### [Direction 1]
Decide whether each statement (a), (b), (c) agrees with the mesh generation abstract. Answer yes or no for each and quote the words of the abstract that decide it.
(a) The proposed mesh smoothing algorithm is force-based.
(b) Three test cases are used to check the proposed algorithm.
(c) The mesh generation algorithm is three-dimensional.
### [Direction 2]
Answer these questions using the mesh generation abstract:
(a) What is the image boundary extraction algorithm developed to do?
(b) What does the identification algorithm for node location determine?
(c) What do the results show the proposed algorithm can produce?
### [Direction 3]
Summarize the mesh generation abstract in two sentences.

### [Text excerpt]
▽

Chun-Feng Zhang(章春锋), Wei Wang(汪伟), Si-Guang An(安斯光)†, and Nan-Ying Shentu(申屠南瑛)
Department of Mechanical and Electrical Engineering, China Jiliang University, Hangzhou 310016, China
Abstract  Two-dimensional finite element mesh generation algorithm for electromagnetic field calculation is proposed in this paper to improve the efficiency and accuracy of electromagnetic calculation. An image boundary extraction algorithm is developed to map the image on the geometric domain. Identification algorithm for the location of nodes in polygon area is proposed to determine the state of the node. To promote the average quality of the mesh and the efficiency of mesh generation, a novel force-based mesh smoothing algorithm is proposed. One test case and a typical electromagnetic calculation are used to testify the effectiveness and efficiency of the proposed algorithm. The results demonstrate that the proposed algorithm can produce a high-quality mesh with less iteration.

△

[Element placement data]
▽

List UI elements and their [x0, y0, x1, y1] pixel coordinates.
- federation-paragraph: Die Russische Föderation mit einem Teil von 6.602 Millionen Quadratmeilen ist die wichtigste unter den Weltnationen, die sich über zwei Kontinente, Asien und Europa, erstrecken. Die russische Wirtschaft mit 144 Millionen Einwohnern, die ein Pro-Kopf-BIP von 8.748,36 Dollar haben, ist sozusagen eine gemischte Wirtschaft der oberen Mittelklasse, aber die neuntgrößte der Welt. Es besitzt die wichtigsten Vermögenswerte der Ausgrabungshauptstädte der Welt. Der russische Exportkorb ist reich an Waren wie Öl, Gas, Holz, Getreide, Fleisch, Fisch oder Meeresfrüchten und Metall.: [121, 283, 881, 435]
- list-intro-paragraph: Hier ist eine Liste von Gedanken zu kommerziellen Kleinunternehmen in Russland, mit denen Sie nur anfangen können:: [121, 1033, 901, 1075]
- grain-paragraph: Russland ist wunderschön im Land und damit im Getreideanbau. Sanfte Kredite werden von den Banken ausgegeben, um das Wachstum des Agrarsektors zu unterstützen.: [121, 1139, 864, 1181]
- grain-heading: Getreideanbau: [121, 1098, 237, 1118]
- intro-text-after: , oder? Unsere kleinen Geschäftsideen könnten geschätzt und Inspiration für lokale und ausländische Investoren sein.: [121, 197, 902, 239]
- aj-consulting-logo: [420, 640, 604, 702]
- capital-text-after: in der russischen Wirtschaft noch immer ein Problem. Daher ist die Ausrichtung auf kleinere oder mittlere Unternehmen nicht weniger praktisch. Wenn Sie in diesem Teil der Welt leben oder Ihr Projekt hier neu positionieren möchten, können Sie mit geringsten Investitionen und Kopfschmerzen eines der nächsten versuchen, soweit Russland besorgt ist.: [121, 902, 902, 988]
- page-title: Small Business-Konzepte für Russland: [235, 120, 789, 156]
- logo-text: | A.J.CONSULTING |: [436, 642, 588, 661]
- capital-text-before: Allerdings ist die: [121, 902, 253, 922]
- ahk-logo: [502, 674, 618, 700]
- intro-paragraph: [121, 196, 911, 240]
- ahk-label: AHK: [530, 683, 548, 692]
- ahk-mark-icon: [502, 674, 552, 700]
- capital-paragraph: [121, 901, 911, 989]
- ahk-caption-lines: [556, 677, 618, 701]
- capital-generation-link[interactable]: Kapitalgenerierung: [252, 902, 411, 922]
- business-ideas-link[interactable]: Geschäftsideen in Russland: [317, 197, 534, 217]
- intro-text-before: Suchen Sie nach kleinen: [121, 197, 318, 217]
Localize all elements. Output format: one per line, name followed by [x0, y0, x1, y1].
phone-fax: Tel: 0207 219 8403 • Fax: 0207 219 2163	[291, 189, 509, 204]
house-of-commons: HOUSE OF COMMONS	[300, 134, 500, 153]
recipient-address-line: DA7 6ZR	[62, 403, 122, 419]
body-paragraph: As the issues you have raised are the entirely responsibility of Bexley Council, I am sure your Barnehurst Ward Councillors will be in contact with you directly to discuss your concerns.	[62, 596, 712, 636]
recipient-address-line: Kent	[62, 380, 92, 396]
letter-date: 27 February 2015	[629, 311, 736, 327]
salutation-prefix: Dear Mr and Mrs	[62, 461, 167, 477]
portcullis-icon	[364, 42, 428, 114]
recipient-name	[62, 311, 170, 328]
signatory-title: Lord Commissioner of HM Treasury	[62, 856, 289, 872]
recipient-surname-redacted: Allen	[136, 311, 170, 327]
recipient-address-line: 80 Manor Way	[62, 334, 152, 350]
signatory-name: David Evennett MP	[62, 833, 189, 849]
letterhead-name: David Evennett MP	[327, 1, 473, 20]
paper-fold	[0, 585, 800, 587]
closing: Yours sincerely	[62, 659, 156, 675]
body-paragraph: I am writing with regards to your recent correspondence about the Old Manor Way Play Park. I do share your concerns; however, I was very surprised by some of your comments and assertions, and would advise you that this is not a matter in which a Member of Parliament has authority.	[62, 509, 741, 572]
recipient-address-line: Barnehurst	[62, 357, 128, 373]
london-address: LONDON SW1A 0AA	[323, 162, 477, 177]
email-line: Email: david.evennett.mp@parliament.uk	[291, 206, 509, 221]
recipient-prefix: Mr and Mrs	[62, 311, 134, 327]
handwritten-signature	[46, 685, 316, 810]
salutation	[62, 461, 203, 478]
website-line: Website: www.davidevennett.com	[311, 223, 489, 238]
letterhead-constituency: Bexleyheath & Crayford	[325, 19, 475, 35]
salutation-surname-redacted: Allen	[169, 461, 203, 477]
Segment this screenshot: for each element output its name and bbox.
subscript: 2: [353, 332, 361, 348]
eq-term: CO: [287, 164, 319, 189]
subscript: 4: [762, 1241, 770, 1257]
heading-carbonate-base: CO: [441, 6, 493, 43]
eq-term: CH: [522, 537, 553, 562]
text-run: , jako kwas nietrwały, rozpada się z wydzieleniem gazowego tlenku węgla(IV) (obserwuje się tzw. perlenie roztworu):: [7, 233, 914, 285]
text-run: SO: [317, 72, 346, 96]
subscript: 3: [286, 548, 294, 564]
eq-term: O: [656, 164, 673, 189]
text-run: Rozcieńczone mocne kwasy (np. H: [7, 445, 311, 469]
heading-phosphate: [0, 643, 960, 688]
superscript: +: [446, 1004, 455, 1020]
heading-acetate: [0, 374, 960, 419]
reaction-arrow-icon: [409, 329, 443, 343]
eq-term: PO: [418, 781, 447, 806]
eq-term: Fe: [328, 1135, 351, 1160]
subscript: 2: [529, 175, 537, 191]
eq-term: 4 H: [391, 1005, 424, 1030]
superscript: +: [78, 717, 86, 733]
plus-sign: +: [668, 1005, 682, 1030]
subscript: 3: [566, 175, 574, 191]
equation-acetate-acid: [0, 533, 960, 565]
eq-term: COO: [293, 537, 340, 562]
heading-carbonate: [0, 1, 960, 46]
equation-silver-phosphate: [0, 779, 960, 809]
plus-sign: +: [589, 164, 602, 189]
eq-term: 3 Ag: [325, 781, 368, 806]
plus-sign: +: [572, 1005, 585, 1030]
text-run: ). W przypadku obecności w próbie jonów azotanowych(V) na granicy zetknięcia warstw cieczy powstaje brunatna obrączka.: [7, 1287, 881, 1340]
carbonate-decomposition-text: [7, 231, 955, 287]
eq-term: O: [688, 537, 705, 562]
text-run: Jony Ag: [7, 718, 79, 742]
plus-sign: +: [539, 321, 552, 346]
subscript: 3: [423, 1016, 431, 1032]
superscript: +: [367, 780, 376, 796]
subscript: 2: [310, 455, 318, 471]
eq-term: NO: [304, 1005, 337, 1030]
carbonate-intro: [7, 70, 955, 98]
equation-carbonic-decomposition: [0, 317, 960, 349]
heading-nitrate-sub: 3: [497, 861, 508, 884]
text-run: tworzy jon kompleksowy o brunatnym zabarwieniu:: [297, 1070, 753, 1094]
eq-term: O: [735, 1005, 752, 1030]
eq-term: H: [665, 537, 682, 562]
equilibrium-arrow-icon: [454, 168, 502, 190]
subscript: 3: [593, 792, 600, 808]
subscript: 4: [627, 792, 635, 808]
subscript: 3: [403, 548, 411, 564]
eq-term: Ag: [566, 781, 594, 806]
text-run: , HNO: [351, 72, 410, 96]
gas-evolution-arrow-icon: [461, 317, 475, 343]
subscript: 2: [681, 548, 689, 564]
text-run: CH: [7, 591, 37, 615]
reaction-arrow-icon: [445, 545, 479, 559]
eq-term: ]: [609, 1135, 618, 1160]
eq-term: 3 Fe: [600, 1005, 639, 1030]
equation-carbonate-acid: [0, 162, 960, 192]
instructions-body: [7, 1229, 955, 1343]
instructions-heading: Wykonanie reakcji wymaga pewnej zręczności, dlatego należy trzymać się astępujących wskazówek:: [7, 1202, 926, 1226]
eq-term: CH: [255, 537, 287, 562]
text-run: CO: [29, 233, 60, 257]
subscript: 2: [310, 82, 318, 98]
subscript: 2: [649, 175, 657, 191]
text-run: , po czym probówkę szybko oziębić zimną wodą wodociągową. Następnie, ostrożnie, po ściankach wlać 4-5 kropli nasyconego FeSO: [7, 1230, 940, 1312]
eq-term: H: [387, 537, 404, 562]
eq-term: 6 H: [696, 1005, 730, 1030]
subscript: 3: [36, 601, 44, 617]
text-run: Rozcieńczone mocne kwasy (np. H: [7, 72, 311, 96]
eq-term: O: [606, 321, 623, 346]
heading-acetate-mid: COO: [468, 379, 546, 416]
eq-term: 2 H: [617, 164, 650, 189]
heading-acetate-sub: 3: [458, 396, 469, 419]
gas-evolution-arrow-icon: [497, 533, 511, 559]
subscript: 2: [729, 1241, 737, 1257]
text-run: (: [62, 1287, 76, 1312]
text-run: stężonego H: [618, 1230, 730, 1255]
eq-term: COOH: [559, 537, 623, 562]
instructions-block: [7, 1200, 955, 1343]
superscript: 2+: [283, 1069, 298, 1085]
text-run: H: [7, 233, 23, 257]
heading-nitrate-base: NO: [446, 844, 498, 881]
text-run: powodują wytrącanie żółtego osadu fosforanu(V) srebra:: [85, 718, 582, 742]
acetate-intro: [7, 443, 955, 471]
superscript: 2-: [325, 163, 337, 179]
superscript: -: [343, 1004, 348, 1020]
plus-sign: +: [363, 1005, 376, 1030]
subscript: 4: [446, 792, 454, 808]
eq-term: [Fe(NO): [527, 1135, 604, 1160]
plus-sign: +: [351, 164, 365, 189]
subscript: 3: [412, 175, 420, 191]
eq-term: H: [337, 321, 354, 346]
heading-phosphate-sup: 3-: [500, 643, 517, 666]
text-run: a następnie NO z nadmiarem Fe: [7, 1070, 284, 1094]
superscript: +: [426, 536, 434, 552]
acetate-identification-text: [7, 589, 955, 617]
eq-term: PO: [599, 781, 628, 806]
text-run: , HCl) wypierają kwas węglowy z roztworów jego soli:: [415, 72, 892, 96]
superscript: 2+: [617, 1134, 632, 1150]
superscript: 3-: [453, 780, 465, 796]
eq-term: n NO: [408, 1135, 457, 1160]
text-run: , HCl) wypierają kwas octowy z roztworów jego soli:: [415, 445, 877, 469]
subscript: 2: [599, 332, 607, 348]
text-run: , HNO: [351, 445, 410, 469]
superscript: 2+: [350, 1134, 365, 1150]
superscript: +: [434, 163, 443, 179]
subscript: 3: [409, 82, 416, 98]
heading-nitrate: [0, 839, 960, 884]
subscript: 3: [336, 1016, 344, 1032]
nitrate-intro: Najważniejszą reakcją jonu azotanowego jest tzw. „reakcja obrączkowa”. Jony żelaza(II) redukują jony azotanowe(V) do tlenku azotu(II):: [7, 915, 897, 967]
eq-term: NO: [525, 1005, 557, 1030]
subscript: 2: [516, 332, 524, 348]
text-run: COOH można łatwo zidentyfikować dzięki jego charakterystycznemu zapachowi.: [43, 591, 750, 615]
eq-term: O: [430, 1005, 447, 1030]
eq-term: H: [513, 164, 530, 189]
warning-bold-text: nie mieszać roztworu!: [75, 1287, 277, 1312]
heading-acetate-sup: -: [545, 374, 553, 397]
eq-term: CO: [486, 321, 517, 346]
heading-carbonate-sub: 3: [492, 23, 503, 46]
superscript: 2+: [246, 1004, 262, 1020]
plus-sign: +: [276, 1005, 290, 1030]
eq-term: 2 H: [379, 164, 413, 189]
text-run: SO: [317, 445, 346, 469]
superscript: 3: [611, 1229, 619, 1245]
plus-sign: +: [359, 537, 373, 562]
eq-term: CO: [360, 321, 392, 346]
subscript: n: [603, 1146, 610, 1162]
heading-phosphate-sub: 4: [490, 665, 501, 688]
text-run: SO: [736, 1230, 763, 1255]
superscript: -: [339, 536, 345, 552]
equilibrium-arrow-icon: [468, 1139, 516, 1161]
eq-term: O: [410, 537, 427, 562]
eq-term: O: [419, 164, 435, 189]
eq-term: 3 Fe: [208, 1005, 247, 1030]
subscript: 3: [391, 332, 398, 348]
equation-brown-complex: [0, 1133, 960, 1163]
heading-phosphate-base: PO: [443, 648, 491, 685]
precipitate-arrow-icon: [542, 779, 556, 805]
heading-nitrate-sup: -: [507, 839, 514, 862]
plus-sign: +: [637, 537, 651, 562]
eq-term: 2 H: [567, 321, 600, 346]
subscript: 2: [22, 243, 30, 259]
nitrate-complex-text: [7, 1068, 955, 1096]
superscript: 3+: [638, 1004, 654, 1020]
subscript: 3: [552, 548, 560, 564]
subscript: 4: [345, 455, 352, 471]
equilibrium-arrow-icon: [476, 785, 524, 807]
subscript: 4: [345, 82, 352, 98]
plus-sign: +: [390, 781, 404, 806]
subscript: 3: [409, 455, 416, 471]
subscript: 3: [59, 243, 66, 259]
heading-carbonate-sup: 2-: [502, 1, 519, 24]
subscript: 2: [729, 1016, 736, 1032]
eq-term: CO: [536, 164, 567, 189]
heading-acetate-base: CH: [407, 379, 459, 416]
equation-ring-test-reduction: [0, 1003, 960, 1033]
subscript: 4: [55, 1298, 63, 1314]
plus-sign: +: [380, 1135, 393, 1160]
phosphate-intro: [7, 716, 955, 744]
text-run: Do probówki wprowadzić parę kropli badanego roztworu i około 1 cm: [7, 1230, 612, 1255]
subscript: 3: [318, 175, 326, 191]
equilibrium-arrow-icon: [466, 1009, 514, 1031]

△

### [Problem solution 1]
(a) Yes: "a novel force-based mesh smoothing algorithm is proposed"
(b) No: "One test case and a typical electromagnetic calculation are used to testify the effectiveness and efficiency of the proposed algorithm"
(c) No: "Two-dimensional finite element mesh generation algorithm for electromagnetic field calculation is proposed"

### [Problem solution 2]
(a) It maps the image on the geometric domain.
(b) It determines the state of the node.
(c) A high-quality mesh with less iteration.

### [Problem solution 3]
The paper proposes a two-dimensional finite element mesh generation algorithm for electromagnetic field calculation. It includes an image boundary extraction algorithm, a node location identification algorithm and a force-based mesh smoothing algorithm, and tests show it produces a high-quality mesh with less iteration.